_Material provided_
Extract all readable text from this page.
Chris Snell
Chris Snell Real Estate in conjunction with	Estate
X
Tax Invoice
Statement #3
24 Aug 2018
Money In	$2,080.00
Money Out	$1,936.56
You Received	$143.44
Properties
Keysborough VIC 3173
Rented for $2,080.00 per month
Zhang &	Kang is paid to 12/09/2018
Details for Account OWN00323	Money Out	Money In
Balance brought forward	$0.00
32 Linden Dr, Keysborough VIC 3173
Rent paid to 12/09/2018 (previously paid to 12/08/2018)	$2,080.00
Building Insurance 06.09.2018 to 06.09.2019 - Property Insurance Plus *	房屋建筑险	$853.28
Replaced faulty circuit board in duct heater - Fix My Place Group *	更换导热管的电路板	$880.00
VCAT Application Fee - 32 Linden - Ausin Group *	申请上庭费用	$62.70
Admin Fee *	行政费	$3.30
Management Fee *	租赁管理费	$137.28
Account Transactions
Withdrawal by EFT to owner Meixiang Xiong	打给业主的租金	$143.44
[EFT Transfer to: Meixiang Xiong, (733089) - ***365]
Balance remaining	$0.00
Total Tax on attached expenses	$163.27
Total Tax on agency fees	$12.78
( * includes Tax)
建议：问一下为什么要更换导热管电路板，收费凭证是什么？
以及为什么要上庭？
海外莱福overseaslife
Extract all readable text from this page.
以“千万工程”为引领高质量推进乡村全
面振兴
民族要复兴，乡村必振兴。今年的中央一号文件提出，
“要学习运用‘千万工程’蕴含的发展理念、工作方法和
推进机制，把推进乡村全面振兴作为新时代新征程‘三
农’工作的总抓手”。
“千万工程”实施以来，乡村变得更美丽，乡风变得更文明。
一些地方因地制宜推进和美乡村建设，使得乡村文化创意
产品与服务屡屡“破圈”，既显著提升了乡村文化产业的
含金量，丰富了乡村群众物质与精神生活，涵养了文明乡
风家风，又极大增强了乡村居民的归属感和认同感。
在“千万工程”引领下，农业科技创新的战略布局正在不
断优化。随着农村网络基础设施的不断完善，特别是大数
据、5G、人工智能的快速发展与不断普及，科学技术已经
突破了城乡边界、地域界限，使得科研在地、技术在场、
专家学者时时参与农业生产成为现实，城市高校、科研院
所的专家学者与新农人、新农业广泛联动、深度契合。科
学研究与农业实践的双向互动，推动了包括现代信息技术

_Task requirements_
List all lines above in which the string "Meixiang" appears.

_Solution for this problem_
Withdrawal by EFT to owner Meixiang Xiong	打给业主的租金	$143.44
[EFT Transfer to: Meixiang Xiong, (733089) - ***365]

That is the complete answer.